Challenge: Without including any images, repeat the data exactly.

Available records:
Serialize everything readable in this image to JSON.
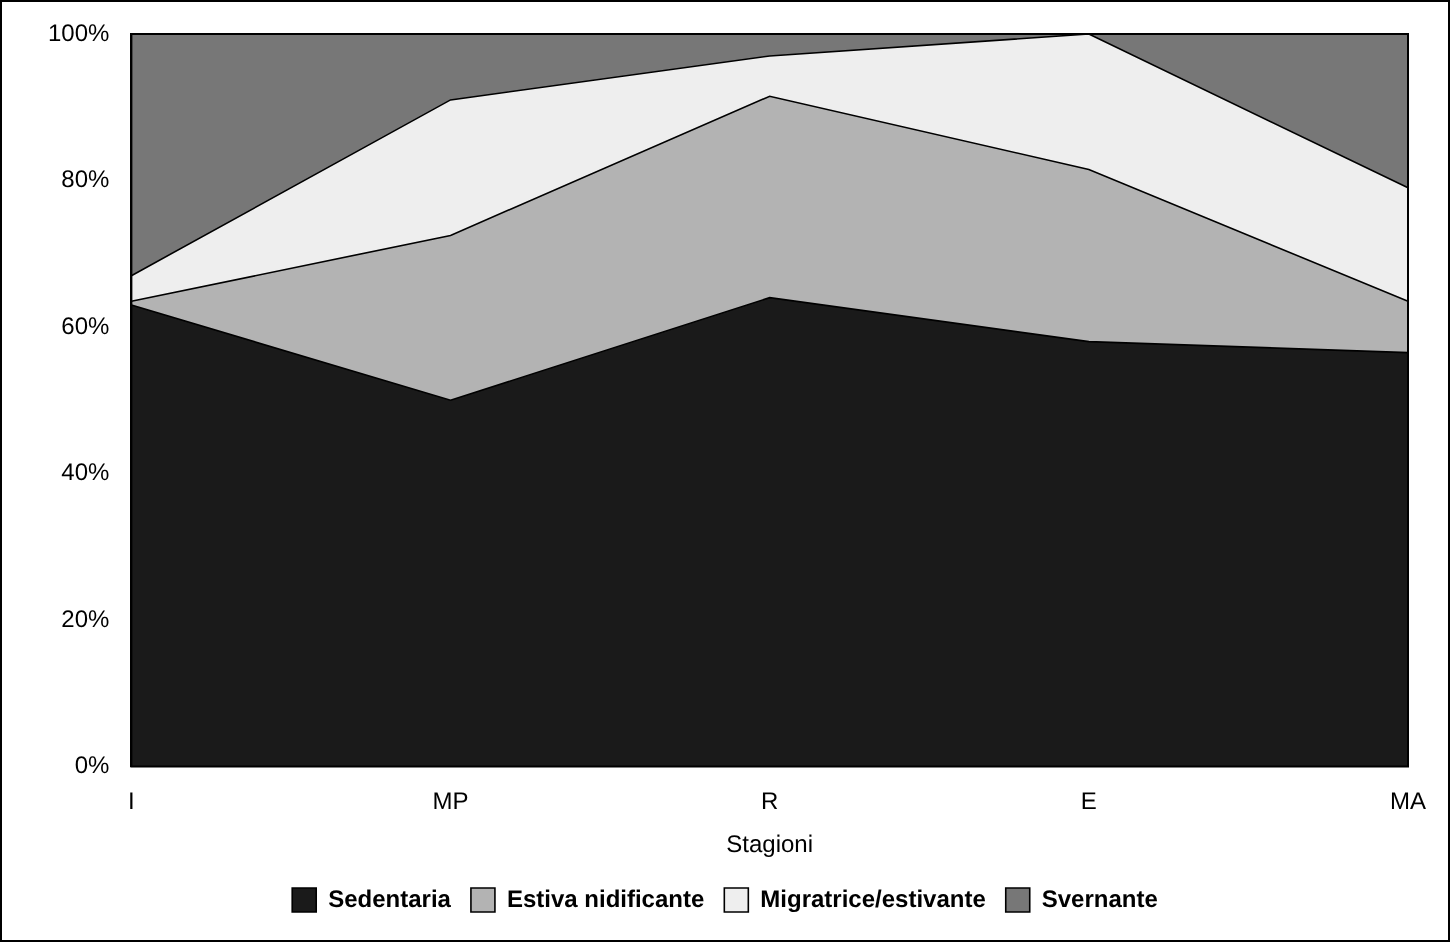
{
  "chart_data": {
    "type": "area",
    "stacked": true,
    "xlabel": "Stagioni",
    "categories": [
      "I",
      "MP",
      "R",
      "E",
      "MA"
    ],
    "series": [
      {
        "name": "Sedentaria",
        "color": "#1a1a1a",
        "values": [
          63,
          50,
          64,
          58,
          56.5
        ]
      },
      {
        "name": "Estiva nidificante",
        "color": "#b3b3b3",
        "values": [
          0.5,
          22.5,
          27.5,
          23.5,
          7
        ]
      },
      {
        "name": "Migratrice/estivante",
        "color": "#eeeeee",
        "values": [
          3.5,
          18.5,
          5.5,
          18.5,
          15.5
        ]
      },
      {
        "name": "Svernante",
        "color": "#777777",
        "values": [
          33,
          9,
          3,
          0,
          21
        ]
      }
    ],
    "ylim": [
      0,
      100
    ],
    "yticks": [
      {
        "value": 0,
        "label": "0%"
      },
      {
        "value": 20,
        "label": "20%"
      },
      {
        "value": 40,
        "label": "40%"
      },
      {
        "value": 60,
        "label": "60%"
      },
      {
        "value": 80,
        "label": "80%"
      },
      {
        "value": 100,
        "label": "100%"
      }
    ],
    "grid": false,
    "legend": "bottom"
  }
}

Solution to the exercise:
Serialize everything readable in this image to JSON.
{
  "chart_data": {
    "type": "area",
    "stacked": true,
    "xlabel": "Stagioni",
    "categories": [
      "I",
      "MP",
      "R",
      "E",
      "MA"
    ],
    "series": [
      {
        "name": "Sedentaria",
        "color": "#1a1a1a",
        "values": [
          63,
          50,
          64,
          58,
          56.5
        ]
      },
      {
        "name": "Estiva nidificante",
        "color": "#b3b3b3",
        "values": [
          0.5,
          22.5,
          27.5,
          23.5,
          7
        ]
      },
      {
        "name": "Migratrice/estivante",
        "color": "#eeeeee",
        "values": [
          3.5,
          18.5,
          5.5,
          18.5,
          15.5
        ]
      },
      {
        "name": "Svernante",
        "color": "#777777",
        "values": [
          33,
          9,
          3,
          0,
          21
        ]
      }
    ],
    "ylim": [
      0,
      100
    ],
    "yticks": [
      {
        "value": 0,
        "label": "0%"
      },
      {
        "value": 20,
        "label": "20%"
      },
      {
        "value": 40,
        "label": "40%"
      },
      {
        "value": 60,
        "label": "60%"
      },
      {
        "value": 80,
        "label": "80%"
      },
      {
        "value": 100,
        "label": "100%"
      }
    ],
    "grid": false,
    "legend": "bottom"
  }
}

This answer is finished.